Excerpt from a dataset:
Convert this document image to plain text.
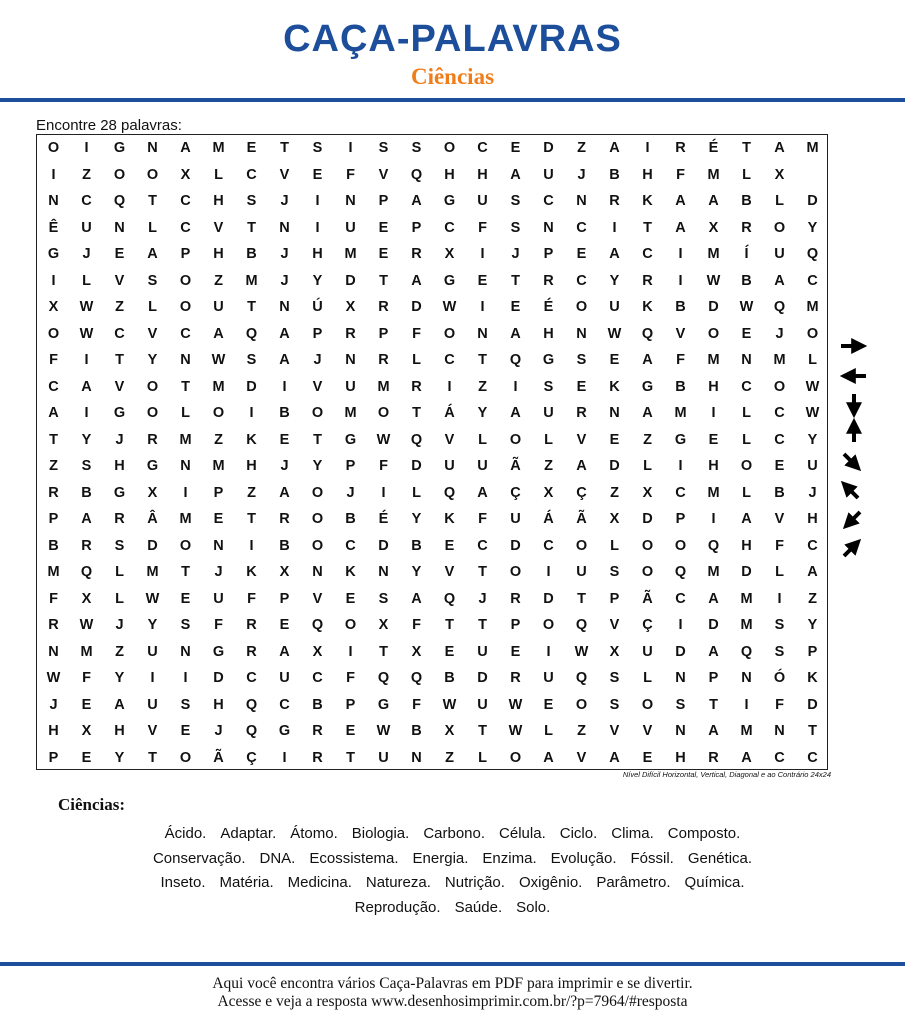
CAÇA-PALAVRAS
Ciências
Encontre 28 palavras:
O	I	G	N	A	M	E	T	S	I	S	S	O	C	E	D	Z	A	I	R	É	T	A	M
I	Z	O	O	X	L	C	V	E	F	V	Q	H	H	A	U	J	B	H	F	M	L	X
N	C	Q	T	C	H	S	J	I	N	P	A	G	U	S	C	N	R	K	A	A	B	L	D
Ê	U	N	L	C	V	T	N	I	U	E	P	C	F	S	N	C	I	T	A	X	R	O	Y
G	J	E	A	P	H	B	J	H	M	E	R	X	I	J	P	E	A	C	I	M	Í	U	Q
I	L	V	S	O	Z	M	J	Y	D	T	A	G	E	T	R	C	Y	R	I	W	B	A	C
X	W	Z	L	O	U	T	N	Ú	X	R	D	W	I	E	É	O	U	K	B	D	W	Q	M
O	W	C	V	C	A	Q	A	P	R	P	F	O	N	A	H	N	W	Q	V	O	E	J	O
F	I	T	Y	N	W	S	A	J	N	R	L	C	T	Q	G	S	E	A	F	M	N	M	L
C	A	V	O	T	M	D	I	V	U	M	R	I	Z	I	S	E	K	G	B	H	C	O	W
A	I	G	O	L	O	I	B	O	M	O	T	Á	Y	A	U	R	N	A	M	I	L	C	W
T	Y	J	R	M	Z	K	E	T	G	W	Q	V	L	O	L	V	E	Z	G	E	L	C	Y
Z	S	H	G	N	M	H	J	Y	P	F	D	U	U	Ã	Z	A	D	L	I	H	O	E	U
R	B	G	X	I	P	Z	A	O	J	I	L	Q	A	Ç	X	Ç	Z	X	C	M	L	B	J
P	A	R	Â	M	E	T	R	O	B	É	Y	K	F	U	Á	Ã	X	D	P	I	A	V	H
B	R	S	D	O	N	I	B	O	C	D	B	E	C	D	C	O	L	O	O	Q	H	F	C
M	Q	L	M	T	J	K	X	N	K	N	Y	V	T	O	I	U	S	O	Q	M	D	L	A
F	X	L	W	E	U	F	P	V	E	S	A	Q	J	R	D	T	P	Ã	C	A	M	I	Z
R	W	J	Y	S	F	R	E	Q	O	X	F	T	T	P	O	Q	V	Ç	I	D	M	S	Y
N	M	Z	U	N	G	R	A	X	I	T	X	E	U	E	I	W	X	U	D	A	Q	S	P
W	F	Y	I	I	D	C	U	C	F	Q	Q	B	D	R	U	Q	S	L	N	P	N	Ó	K
J	E	A	U	S	H	Q	C	B	P	G	F	W	U	W	E	O	S	O	S	T	I	F	D
H	X	H	V	E	J	Q	G	R	E	W	B	X	T	W	L	Z	V	V	N	A	M	N	T
P	E	Y	T	O	Ã	Ç	I	R	T	U	N	Z	L	O	A	V	A	E	H	R	A	C	C
Nível Difícil Horizontal, Vertical, Diagonal e ao Contrário 24x24
Ciências:
Ácido. Adaptar. Átomo. Biologia. Carbono. Célula. Ciclo. Clima. Composto.
Conservação. DNA. Ecossistema. Energia. Enzima. Evolução. Fóssil. Genética.
Inseto. Matéria. Medicina. Natureza. Nutrição. Oxigênio. Parâmetro. Química.
Reprodução. Saúde. Solo.
Aqui você encontra vários Caça-Palavras em PDF para imprimir e se divertir.
Acesse e veja a resposta www.desenhosimprimir.com.br/?p=7964/#resposta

WRITTEN EXERCISE - Take the entries shown above and quote them verbatim, passing over the pictures.

OUTPUT FOR THIS TASK -
Convert this document image to plain text.
CAÇA-PALAVRAS
Ciências
Encontre 28 palavras:
O	I	G	N	A	M	E	T	S	I	S	S	O	C	E	D	Z	A	I	R	É	T	A	M
I	Z	O	O	X	L	C	V	E	F	V	Q	H	H	A	U	J	B	H	F	M	L	X
N	C	Q	T	C	H	S	J	I	N	P	A	G	U	S	C	N	R	K	A	A	B	L	D
Ê	U	N	L	C	V	T	N	I	U	E	P	C	F	S	N	C	I	T	A	X	R	O	Y
G	J	E	A	P	H	B	J	H	M	E	R	X	I	J	P	E	A	C	I	M	Í	U	Q
I	L	V	S	O	Z	M	J	Y	D	T	A	G	E	T	R	C	Y	R	I	W	B	A	C
X	W	Z	L	O	U	T	N	Ú	X	R	D	W	I	E	É	O	U	K	B	D	W	Q	M
O	W	C	V	C	A	Q	A	P	R	P	F	O	N	A	H	N	W	Q	V	O	E	J	O
F	I	T	Y	N	W	S	A	J	N	R	L	C	T	Q	G	S	E	A	F	M	N	M	L
C	A	V	O	T	M	D	I	V	U	M	R	I	Z	I	S	E	K	G	B	H	C	O	W
A	I	G	O	L	O	I	B	O	M	O	T	Á	Y	A	U	R	N	A	M	I	L	C	W
T	Y	J	R	M	Z	K	E	T	G	W	Q	V	L	O	L	V	E	Z	G	E	L	C	Y
Z	S	H	G	N	M	H	J	Y	P	F	D	U	U	Ã	Z	A	D	L	I	H	O	E	U
R	B	G	X	I	P	Z	A	O	J	I	L	Q	A	Ç	X	Ç	Z	X	C	M	L	B	J
P	A	R	Â	M	E	T	R	O	B	É	Y	K	F	U	Á	Ã	X	D	P	I	A	V	H
B	R	S	D	O	N	I	B	O	C	D	B	E	C	D	C	O	L	O	O	Q	H	F	C
M	Q	L	M	T	J	K	X	N	K	N	Y	V	T	O	I	U	S	O	Q	M	D	L	A
F	X	L	W	E	U	F	P	V	E	S	A	Q	J	R	D	T	P	Ã	C	A	M	I	Z
R	W	J	Y	S	F	R	E	Q	O	X	F	T	T	P	O	Q	V	Ç	I	D	M	S	Y
N	M	Z	U	N	G	R	A	X	I	T	X	E	U	E	I	W	X	U	D	A	Q	S	P
W	F	Y	I	I	D	C	U	C	F	Q	Q	B	D	R	U	Q	S	L	N	P	N	Ó	K
J	E	A	U	S	H	Q	C	B	P	G	F	W	U	W	E	O	S	O	S	T	I	F	D
H	X	H	V	E	J	Q	G	R	E	W	B	X	T	W	L	Z	V	V	N	A	M	N	T
P	E	Y	T	O	Ã	Ç	I	R	T	U	N	Z	L	O	A	V	A	E	H	R	A	C	C
Nível Difícil Horizontal, Vertical, Diagonal e ao Contrário 24x24
Ciências:
Ácido. Adaptar. Átomo. Biologia. Carbono. Célula. Ciclo. Clima. Composto.
Conservação. DNA. Ecossistema. Energia. Enzima. Evolução. Fóssil. Genética.
Inseto. Matéria. Medicina. Natureza. Nutrição. Oxigênio. Parâmetro. Química.
Reprodução. Saúde. Solo.
Aqui você encontra vários Caça-Palavras em PDF para imprimir e se divertir.
Acesse e veja a resposta www.desenhosimprimir.com.br/?p=7964/#resposta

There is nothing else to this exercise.